**EXERCISE AIM**
All of the material below is to be restated word for word, apart from the pictures.

[Records contained in a dataset]
● ● ●
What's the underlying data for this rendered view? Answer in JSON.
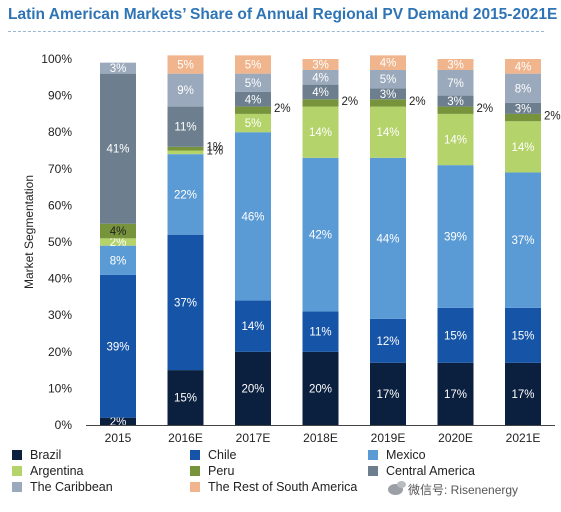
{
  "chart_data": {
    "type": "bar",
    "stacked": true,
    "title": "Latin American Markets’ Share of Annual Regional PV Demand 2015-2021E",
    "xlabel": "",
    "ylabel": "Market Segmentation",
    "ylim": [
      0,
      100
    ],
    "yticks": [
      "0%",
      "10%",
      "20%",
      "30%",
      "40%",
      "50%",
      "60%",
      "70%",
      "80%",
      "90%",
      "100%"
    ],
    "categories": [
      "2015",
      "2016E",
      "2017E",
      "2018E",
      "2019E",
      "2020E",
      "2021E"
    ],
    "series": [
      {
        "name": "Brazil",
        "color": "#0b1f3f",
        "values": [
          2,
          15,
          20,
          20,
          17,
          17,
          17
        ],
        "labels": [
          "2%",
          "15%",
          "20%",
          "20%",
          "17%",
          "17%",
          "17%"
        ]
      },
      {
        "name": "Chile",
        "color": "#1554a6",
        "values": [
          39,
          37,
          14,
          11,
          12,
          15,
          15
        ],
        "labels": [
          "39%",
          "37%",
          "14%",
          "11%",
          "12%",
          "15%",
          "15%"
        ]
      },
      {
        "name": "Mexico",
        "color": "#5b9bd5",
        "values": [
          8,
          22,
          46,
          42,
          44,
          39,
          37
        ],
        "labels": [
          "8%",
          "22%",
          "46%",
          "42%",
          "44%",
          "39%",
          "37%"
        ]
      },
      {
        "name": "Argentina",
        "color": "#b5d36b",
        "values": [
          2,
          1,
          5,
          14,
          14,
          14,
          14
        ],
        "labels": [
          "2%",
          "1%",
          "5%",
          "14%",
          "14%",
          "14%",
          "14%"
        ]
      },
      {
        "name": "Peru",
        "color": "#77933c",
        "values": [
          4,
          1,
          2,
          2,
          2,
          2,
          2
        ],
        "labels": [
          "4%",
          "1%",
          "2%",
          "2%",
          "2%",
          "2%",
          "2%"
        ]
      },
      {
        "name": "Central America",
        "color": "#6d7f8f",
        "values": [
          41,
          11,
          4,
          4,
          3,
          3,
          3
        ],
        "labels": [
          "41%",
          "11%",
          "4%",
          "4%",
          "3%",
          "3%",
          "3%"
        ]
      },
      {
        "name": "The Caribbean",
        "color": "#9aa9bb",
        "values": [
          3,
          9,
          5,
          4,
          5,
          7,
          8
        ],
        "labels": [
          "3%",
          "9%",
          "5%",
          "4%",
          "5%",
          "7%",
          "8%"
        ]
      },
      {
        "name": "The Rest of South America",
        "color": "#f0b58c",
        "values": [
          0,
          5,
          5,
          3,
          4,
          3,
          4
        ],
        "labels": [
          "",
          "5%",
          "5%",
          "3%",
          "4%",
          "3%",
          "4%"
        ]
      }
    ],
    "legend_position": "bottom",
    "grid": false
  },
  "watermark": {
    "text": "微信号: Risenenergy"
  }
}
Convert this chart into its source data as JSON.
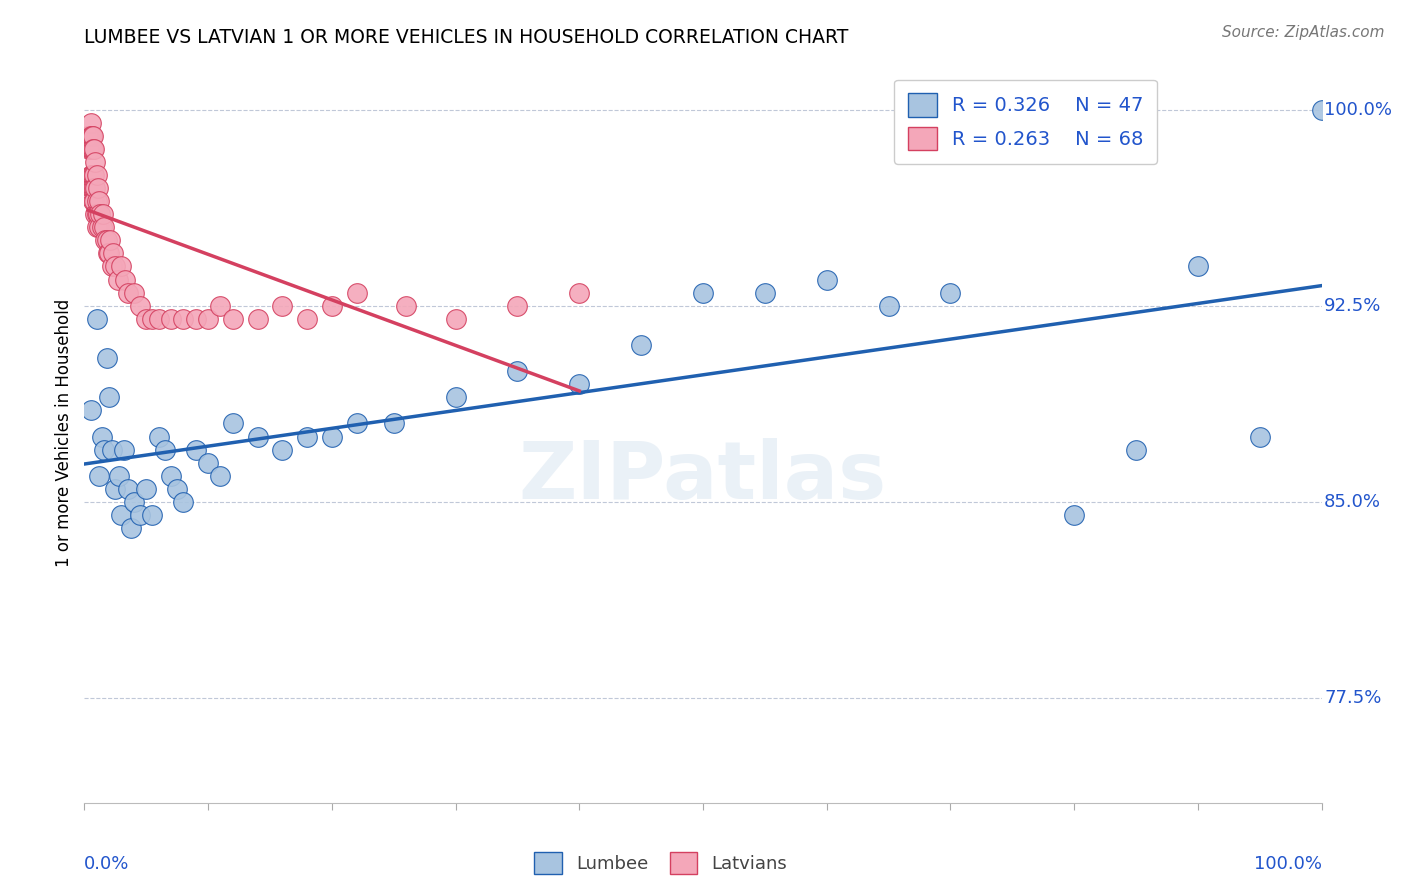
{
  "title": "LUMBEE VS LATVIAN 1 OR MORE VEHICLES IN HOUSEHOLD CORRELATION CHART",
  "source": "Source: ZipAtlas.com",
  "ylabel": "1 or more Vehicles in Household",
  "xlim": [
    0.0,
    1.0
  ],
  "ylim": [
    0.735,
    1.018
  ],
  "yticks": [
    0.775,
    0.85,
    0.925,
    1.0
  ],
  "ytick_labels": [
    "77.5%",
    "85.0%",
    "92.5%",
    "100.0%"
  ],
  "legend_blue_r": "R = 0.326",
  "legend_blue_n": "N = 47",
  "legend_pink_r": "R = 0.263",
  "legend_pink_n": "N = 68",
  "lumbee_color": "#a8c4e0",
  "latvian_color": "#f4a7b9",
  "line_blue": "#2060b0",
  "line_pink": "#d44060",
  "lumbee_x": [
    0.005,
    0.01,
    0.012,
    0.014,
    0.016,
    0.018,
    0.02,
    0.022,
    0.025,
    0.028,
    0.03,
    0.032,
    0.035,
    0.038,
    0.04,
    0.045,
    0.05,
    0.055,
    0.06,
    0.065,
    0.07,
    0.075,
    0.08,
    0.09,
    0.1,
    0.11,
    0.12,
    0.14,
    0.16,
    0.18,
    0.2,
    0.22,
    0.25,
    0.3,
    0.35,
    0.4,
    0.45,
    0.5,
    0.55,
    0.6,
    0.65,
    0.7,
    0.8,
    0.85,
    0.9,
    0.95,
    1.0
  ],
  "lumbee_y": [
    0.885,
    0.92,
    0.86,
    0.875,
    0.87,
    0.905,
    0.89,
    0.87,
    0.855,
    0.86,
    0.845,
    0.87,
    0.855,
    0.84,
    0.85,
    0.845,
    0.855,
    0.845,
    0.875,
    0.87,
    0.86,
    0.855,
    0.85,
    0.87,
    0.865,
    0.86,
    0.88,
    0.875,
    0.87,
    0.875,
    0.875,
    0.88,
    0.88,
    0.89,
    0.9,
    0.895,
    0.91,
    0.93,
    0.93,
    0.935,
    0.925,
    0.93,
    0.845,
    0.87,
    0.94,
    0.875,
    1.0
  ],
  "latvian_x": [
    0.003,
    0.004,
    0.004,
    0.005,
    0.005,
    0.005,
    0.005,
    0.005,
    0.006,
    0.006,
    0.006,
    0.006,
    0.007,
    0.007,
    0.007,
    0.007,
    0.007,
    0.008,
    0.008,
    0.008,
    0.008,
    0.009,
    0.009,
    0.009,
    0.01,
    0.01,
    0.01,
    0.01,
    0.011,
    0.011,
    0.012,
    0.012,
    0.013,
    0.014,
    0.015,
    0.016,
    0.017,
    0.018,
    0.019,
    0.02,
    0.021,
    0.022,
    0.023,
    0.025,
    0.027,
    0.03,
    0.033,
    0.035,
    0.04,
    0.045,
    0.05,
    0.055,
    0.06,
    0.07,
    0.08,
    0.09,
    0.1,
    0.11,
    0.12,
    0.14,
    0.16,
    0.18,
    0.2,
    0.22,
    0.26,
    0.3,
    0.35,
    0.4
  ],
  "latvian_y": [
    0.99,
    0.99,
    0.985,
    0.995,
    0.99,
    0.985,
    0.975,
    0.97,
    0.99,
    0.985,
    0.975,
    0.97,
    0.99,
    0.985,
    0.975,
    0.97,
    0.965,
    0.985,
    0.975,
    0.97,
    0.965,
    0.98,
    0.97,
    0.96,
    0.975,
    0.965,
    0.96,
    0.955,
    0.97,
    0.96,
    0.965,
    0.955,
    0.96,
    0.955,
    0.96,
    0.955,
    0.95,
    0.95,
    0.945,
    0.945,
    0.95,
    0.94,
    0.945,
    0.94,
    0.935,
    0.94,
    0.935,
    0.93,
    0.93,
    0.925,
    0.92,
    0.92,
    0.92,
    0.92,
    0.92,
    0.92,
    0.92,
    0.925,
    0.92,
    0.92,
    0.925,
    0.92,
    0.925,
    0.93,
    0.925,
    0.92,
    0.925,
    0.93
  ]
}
● ● ●
**FULL SOLUTION**
What's the underlying data for this rendered view? Answer in JSON.
{
  "chart_data": {
    "type": "bar",
    "stacked": true,
    "title": "Latin American Markets’ Share of Annual Regional PV Demand 2015-2021E",
    "xlabel": "",
    "ylabel": "Market Segmentation",
    "ylim": [
      0,
      100
    ],
    "yticks": [
      "0%",
      "10%",
      "20%",
      "30%",
      "40%",
      "50%",
      "60%",
      "70%",
      "80%",
      "90%",
      "100%"
    ],
    "categories": [
      "2015",
      "2016E",
      "2017E",
      "2018E",
      "2019E",
      "2020E",
      "2021E"
    ],
    "series": [
      {
        "name": "Brazil",
        "color": "#0b1f3f",
        "values": [
          2,
          15,
          20,
          20,
          17,
          17,
          17
        ],
        "labels": [
          "2%",
          "15%",
          "20%",
          "20%",
          "17%",
          "17%",
          "17%"
        ]
      },
      {
        "name": "Chile",
        "color": "#1554a6",
        "values": [
          39,
          37,
          14,
          11,
          12,
          15,
          15
        ],
        "labels": [
          "39%",
          "37%",
          "14%",
          "11%",
          "12%",
          "15%",
          "15%"
        ]
      },
      {
        "name": "Mexico",
        "color": "#5b9bd5",
        "values": [
          8,
          22,
          46,
          42,
          44,
          39,
          37
        ],
        "labels": [
          "8%",
          "22%",
          "46%",
          "42%",
          "44%",
          "39%",
          "37%"
        ]
      },
      {
        "name": "Argentina",
        "color": "#b5d36b",
        "values": [
          2,
          1,
          5,
          14,
          14,
          14,
          14
        ],
        "labels": [
          "2%",
          "1%",
          "5%",
          "14%",
          "14%",
          "14%",
          "14%"
        ]
      },
      {
        "name": "Peru",
        "color": "#77933c",
        "values": [
          4,
          1,
          2,
          2,
          2,
          2,
          2
        ],
        "labels": [
          "4%",
          "1%",
          "2%",
          "2%",
          "2%",
          "2%",
          "2%"
        ]
      },
      {
        "name": "Central America",
        "color": "#6d7f8f",
        "values": [
          41,
          11,
          4,
          4,
          3,
          3,
          3
        ],
        "labels": [
          "41%",
          "11%",
          "4%",
          "4%",
          "3%",
          "3%",
          "3%"
        ]
      },
      {
        "name": "The Caribbean",
        "color": "#9aa9bb",
        "values": [
          3,
          9,
          5,
          4,
          5,
          7,
          8
        ],
        "labels": [
          "3%",
          "9%",
          "5%",
          "4%",
          "5%",
          "7%",
          "8%"
        ]
      },
      {
        "name": "The Rest of South America",
        "color": "#f0b58c",
        "values": [
          0,
          5,
          5,
          3,
          4,
          3,
          4
        ],
        "labels": [
          "",
          "5%",
          "5%",
          "3%",
          "4%",
          "3%",
          "4%"
        ]
      }
    ],
    "legend_position": "bottom",
    "grid": false
  },
  "watermark": {
    "text": "微信号: Risenenergy"
  }
}
Convert this chart into its source data as JSON.
{
  "title": "LUMBEE VS LATVIAN 1 OR MORE VEHICLES IN HOUSEHOLD CORRELATION CHART",
  "source": "Source: ZipAtlas.com",
  "ylabel": "1 or more Vehicles in Household",
  "xlim": [
    0.0,
    1.0
  ],
  "ylim": [
    0.735,
    1.018
  ],
  "yticks": [
    0.775,
    0.85,
    0.925,
    1.0
  ],
  "ytick_labels": [
    "77.5%",
    "85.0%",
    "92.5%",
    "100.0%"
  ],
  "legend_blue_r": "R = 0.326",
  "legend_blue_n": "N = 47",
  "legend_pink_r": "R = 0.263",
  "legend_pink_n": "N = 68",
  "lumbee_color": "#a8c4e0",
  "latvian_color": "#f4a7b9",
  "line_blue": "#2060b0",
  "line_pink": "#d44060",
  "lumbee_x": [
    0.005,
    0.01,
    0.012,
    0.014,
    0.016,
    0.018,
    0.02,
    0.022,
    0.025,
    0.028,
    0.03,
    0.032,
    0.035,
    0.038,
    0.04,
    0.045,
    0.05,
    0.055,
    0.06,
    0.065,
    0.07,
    0.075,
    0.08,
    0.09,
    0.1,
    0.11,
    0.12,
    0.14,
    0.16,
    0.18,
    0.2,
    0.22,
    0.25,
    0.3,
    0.35,
    0.4,
    0.45,
    0.5,
    0.55,
    0.6,
    0.65,
    0.7,
    0.8,
    0.85,
    0.9,
    0.95,
    1.0
  ],
  "lumbee_y": [
    0.885,
    0.92,
    0.86,
    0.875,
    0.87,
    0.905,
    0.89,
    0.87,
    0.855,
    0.86,
    0.845,
    0.87,
    0.855,
    0.84,
    0.85,
    0.845,
    0.855,
    0.845,
    0.875,
    0.87,
    0.86,
    0.855,
    0.85,
    0.87,
    0.865,
    0.86,
    0.88,
    0.875,
    0.87,
    0.875,
    0.875,
    0.88,
    0.88,
    0.89,
    0.9,
    0.895,
    0.91,
    0.93,
    0.93,
    0.935,
    0.925,
    0.93,
    0.845,
    0.87,
    0.94,
    0.875,
    1.0
  ],
  "latvian_x": [
    0.003,
    0.004,
    0.004,
    0.005,
    0.005,
    0.005,
    0.005,
    0.005,
    0.006,
    0.006,
    0.006,
    0.006,
    0.007,
    0.007,
    0.007,
    0.007,
    0.007,
    0.008,
    0.008,
    0.008,
    0.008,
    0.009,
    0.009,
    0.009,
    0.01,
    0.01,
    0.01,
    0.01,
    0.011,
    0.011,
    0.012,
    0.012,
    0.013,
    0.014,
    0.015,
    0.016,
    0.017,
    0.018,
    0.019,
    0.02,
    0.021,
    0.022,
    0.023,
    0.025,
    0.027,
    0.03,
    0.033,
    0.035,
    0.04,
    0.045,
    0.05,
    0.055,
    0.06,
    0.07,
    0.08,
    0.09,
    0.1,
    0.11,
    0.12,
    0.14,
    0.16,
    0.18,
    0.2,
    0.22,
    0.26,
    0.3,
    0.35,
    0.4
  ],
  "latvian_y": [
    0.99,
    0.99,
    0.985,
    0.995,
    0.99,
    0.985,
    0.975,
    0.97,
    0.99,
    0.985,
    0.975,
    0.97,
    0.99,
    0.985,
    0.975,
    0.97,
    0.965,
    0.985,
    0.975,
    0.97,
    0.965,
    0.98,
    0.97,
    0.96,
    0.975,
    0.965,
    0.96,
    0.955,
    0.97,
    0.96,
    0.965,
    0.955,
    0.96,
    0.955,
    0.96,
    0.955,
    0.95,
    0.95,
    0.945,
    0.945,
    0.95,
    0.94,
    0.945,
    0.94,
    0.935,
    0.94,
    0.935,
    0.93,
    0.93,
    0.925,
    0.92,
    0.92,
    0.92,
    0.92,
    0.92,
    0.92,
    0.92,
    0.925,
    0.92,
    0.92,
    0.925,
    0.92,
    0.925,
    0.93,
    0.925,
    0.92,
    0.925,
    0.93
  ]
}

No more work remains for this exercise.